### Excerpted text:
■ ■ ■ ■

When Your Friends Don't Get Feminism

I recently experienced something deeply upsetting that as fellow feminists I am sure you all can relate to. It was like any other summer evening, a group of my friends (3 guys, 4 girls) were sitting in a circle in my  guy friend's backyard. At some point in the conversation, my good female friend (a bio/chem major) asked me to explain - on a basic level - what exactly women's studies (which is what I'm studying) entails. As I always do when I get asked this question, I took a deep breath and carefully calculated my response. I summed up the major (to my understanding) pretty concisely, or at least I thought, and looked forward to answering any other questions she, or any of my friends, might have. In a matter of minutes, however, the conversation quickly turned from a genuine inquiry to a violent, disorganized, messy attack of 6 against 1.

Suddenly, I was being asked to convince all of my friends that my passion for feminism and women's studies was valid. Naturally, I used examples of pertinent political and social issues that are often discussed in my classes. Then, the conversation became a heated debate over the specific issues I mentioned, like work-life balance and equal pay. After defending myself, and the issues I care so deeply about, for about 30 minutes (and after the speaking turned to yelling) I decided that it was best to simply secede from the conversation. I left my friend's backyard feeling defeated, angry and disappointed.

■ ■ ■ ■

### Complete the following:
(A) Please transcribe part of the feminism post word for word, beginning at the words "I recently experienced" and stopping after "6 against 1.".
(B) Answer these questions from the feminism post, one per line:
(i) What is the writer's good female friend majoring in?
(ii) How many guys and how many girls sat in the circle in the backyard?
(iii) For about how long did the writer defend the issues before leaving the conversation?
The entries are not needed.

■ ■ ■ ■

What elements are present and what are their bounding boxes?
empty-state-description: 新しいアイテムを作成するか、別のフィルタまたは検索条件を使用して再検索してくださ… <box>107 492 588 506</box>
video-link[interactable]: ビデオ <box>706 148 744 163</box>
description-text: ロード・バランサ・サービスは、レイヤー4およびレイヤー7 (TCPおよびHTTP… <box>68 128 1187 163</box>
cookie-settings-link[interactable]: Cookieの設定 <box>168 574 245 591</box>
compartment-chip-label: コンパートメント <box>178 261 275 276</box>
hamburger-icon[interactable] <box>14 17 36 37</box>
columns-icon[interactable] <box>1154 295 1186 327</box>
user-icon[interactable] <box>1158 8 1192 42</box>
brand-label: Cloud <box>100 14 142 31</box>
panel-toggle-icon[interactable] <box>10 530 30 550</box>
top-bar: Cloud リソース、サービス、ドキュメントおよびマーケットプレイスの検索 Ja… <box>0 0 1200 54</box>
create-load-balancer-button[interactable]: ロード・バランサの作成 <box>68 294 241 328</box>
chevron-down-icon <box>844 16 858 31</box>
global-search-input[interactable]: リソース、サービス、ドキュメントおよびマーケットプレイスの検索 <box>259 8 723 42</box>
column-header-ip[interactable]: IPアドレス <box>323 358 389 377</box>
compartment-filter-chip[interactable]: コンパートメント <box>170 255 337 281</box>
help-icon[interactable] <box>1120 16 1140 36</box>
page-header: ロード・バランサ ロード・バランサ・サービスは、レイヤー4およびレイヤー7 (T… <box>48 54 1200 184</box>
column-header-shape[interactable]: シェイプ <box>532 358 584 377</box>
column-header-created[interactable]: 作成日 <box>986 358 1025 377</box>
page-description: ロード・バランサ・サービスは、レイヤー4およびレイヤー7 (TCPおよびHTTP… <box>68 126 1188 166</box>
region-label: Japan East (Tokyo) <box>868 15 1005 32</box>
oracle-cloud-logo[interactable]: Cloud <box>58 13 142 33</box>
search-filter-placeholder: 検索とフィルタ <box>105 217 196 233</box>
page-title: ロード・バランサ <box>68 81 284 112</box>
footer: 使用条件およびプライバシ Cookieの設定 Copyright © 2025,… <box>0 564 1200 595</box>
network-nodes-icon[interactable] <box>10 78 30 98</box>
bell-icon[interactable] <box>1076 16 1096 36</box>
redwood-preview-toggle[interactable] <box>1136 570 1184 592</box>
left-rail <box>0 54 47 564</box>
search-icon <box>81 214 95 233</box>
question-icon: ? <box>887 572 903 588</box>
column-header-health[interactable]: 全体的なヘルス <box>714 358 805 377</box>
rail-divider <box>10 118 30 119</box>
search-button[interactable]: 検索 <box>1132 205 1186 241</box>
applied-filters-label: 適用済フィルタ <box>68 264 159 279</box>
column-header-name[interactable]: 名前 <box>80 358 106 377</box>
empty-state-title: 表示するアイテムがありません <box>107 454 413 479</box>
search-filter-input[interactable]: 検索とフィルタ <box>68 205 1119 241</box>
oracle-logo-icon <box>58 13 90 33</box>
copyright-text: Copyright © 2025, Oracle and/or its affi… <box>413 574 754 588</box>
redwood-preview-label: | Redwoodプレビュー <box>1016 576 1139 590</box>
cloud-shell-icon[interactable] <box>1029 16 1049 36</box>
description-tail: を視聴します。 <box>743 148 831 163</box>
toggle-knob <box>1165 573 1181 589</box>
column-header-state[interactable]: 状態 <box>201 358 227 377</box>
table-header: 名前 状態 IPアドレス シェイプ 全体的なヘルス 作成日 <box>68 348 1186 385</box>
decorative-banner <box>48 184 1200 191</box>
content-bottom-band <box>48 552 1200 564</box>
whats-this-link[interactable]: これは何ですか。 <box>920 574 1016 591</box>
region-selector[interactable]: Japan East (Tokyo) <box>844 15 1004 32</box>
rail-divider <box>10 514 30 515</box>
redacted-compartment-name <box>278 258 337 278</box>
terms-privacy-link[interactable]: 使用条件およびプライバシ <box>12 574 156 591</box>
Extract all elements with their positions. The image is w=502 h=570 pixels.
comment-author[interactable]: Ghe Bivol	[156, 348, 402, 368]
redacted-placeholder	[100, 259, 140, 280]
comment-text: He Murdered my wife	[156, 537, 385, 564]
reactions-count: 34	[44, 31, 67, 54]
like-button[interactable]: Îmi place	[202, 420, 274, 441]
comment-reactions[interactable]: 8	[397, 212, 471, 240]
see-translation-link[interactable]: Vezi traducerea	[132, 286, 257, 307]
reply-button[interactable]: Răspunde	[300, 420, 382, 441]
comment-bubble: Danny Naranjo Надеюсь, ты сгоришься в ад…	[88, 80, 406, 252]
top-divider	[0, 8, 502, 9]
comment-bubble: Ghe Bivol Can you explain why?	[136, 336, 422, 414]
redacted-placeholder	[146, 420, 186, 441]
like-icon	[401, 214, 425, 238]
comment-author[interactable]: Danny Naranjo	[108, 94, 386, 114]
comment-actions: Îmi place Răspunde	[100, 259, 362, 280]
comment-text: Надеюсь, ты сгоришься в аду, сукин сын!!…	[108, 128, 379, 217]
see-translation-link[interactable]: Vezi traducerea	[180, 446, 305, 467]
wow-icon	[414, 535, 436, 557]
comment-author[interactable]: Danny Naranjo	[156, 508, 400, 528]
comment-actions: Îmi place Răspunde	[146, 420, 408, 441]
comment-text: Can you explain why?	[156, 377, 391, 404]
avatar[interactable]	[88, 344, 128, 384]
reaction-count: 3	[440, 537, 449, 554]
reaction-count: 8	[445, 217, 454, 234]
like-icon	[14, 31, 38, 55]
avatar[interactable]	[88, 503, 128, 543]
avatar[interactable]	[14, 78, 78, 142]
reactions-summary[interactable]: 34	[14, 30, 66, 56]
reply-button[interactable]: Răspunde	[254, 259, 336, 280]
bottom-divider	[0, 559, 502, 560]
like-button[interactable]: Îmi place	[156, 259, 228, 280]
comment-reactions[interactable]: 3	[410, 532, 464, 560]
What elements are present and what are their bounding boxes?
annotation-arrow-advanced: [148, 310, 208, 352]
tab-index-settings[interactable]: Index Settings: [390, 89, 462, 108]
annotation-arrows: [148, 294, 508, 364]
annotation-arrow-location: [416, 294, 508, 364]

■ ■ ■ ■

### Set of answers:
(A)
I recently experienced something deeply upsetting that as fellow feminists I am sure you all can relate to. It was like any other summer evening, a group of my friends (3 guys, 4 girls) were sitting in a circle in my  guy friend's backyard. At some point in the conversation, my good female friend (a bio/chem major) asked me to explain - on a basic level - what exactly women's studies (which is what I'm studying) entails. As I always do when I get asked this question, I took a deep breath and carefully calculated my response. I summed up the major (to my understanding) pretty concisely, or at least I thought, and looked forward to answering any other questions she, or any of my friends, might have. In a matter of minutes, however, the conversation quickly turned from a genuine inquiry to a violent, disorganized, messy attack of 6 against 1.

(B)
(i) Bio/chem
(ii) 3 guys and 4 girls
(iii) About 30 minutes